◆ **RECORD LIST**
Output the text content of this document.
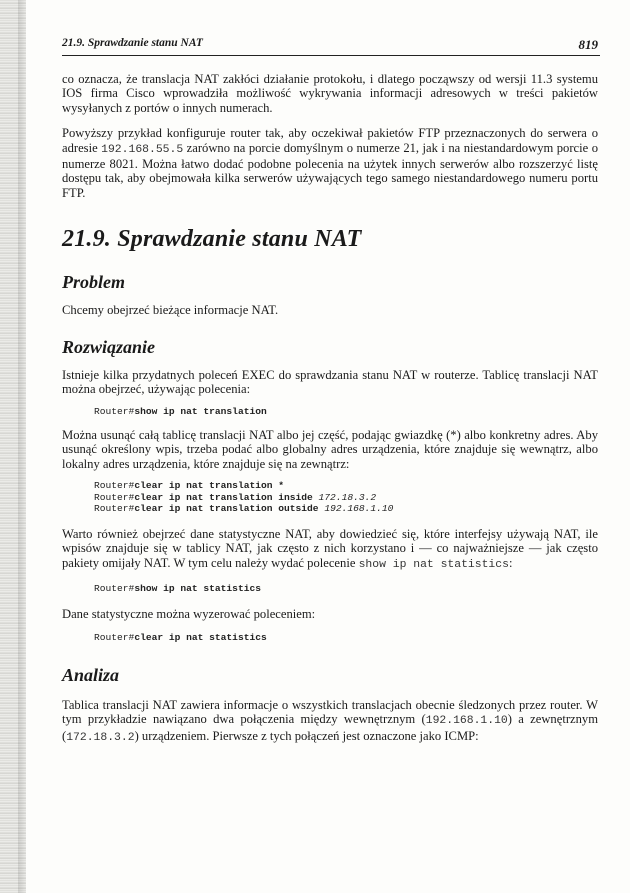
21.9. Sprawdzanie stanu NAT	819

co oznacza, że translacja NAT zakłóci działanie protokołu, i dlatego począwszy od wersji 11.3 systemu IOS firma Cisco wprowadziła możliwość wykrywania informacji adresowych w treści pakietów wysyłanych z portów o innych numerach.

Powyższy przykład konfiguruje router tak, aby oczekiwał pakietów FTP przeznaczonych do serwera o adresie 192.168.55.5 zarówno na porcie domyślnym o numerze 21, jak i na niestandardowym porcie o numerze 8021. Można łatwo dodać podobne polecenia na użytek innych serwerów albo rozszerzyć listę dostępu tak, aby obejmowała kilka serwerów używających tego samego niestandardowego numeru portu FTP.

21.9. Sprawdzanie stanu NAT
Problem

Chcemy obejrzeć bieżące informacje NAT.

Rozwiązanie

Istnieje kilka przydatnych poleceń EXEC do sprawdzania stanu NAT w routerze. Tablicę translacji NAT można obejrzeć, używając polecenia:

Router#show ip nat translation

Można usunąć całą tablicę translacji NAT albo jej część, podając gwiazdkę (*) albo konkretny adres. Aby usunąć określony wpis, trzeba podać albo globalny adres urządzenia, które znajduje się wewnątrz, albo lokalny adres urządzenia, które znajduje się na zewnątrz:

Router#clear ip nat translation *
Router#clear ip nat translation inside 172.18.3.2
Router#clear ip nat translation outside 192.168.1.10

Warto również obejrzeć dane statystyczne NAT, aby dowiedzieć się, które interfejsy używają NAT, ile wpisów znajduje się w tablicy NAT, jak często z nich korzystano i — co najważniejsze — jak często pakiety omijały NAT. W tym celu należy wydać polecenie show ip nat statistics:

Router#show ip nat statistics

Dane statystyczne można wyzerować poleceniem:

Router#clear ip nat statistics
Analiza

Tablica translacji NAT zawiera informacje o wszystkich translacjach obecnie śledzonych przez router. W tym przykładzie nawiązano dwa połączenia między wewnętrznym (192.168.1.10) a zewnętrznym (172.18.3.2) urządzeniem. Pierwsze z tych połączeń jest oznaczone jako ICMP:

◆ **PROBLEM STATEMENT**
Pictures are not part of the copy; reproduce everything else in the records exactly.

◆ **EXERCISE RESPONSE**
Output the text content of this document.
21.9. Sprawdzanie stanu NAT	819

co oznacza, że translacja NAT zakłóci działanie protokołu, i dlatego począwszy od wersji 11.3 systemu IOS firma Cisco wprowadziła możliwość wykrywania informacji adresowych w treści pakietów wysyłanych z portów o innych numerach.

Powyższy przykład konfiguruje router tak, aby oczekiwał pakietów FTP przeznaczonych do serwera o adresie 192.168.55.5 zarówno na porcie domyślnym o numerze 21, jak i na niestandardowym porcie o numerze 8021. Można łatwo dodać podobne polecenia na użytek innych serwerów albo rozszerzyć listę dostępu tak, aby obejmowała kilka serwerów używających tego samego niestandardowego numeru portu FTP.

21.9. Sprawdzanie stanu NAT
Problem

Chcemy obejrzeć bieżące informacje NAT.

Rozwiązanie

Istnieje kilka przydatnych poleceń EXEC do sprawdzania stanu NAT w routerze. Tablicę translacji NAT można obejrzeć, używając polecenia:

Router#show ip nat translation

Można usunąć całą tablicę translacji NAT albo jej część, podając gwiazdkę (*) albo konkretny adres. Aby usunąć określony wpis, trzeba podać albo globalny adres urządzenia, które znajduje się wewnątrz, albo lokalny adres urządzenia, które znajduje się na zewnątrz:

Router#clear ip nat translation *
Router#clear ip nat translation inside 172.18.3.2
Router#clear ip nat translation outside 192.168.1.10

Warto również obejrzeć dane statystyczne NAT, aby dowiedzieć się, które interfejsy używają NAT, ile wpisów znajduje się w tablicy NAT, jak często z nich korzystano i — co najważniejsze — jak często pakiety omijały NAT. W tym celu należy wydać polecenie show ip nat statistics:

Router#show ip nat statistics

Dane statystyczne można wyzerować poleceniem:

Router#clear ip nat statistics
Analiza

Tablica translacji NAT zawiera informacje o wszystkich translacjach obecnie śledzonych przez router. W tym przykładzie nawiązano dwa połączenia między wewnętrznym (192.168.1.10) a zewnętrznym (172.18.3.2) urządzeniem. Pierwsze z tych połączeń jest oznaczone jako ICMP:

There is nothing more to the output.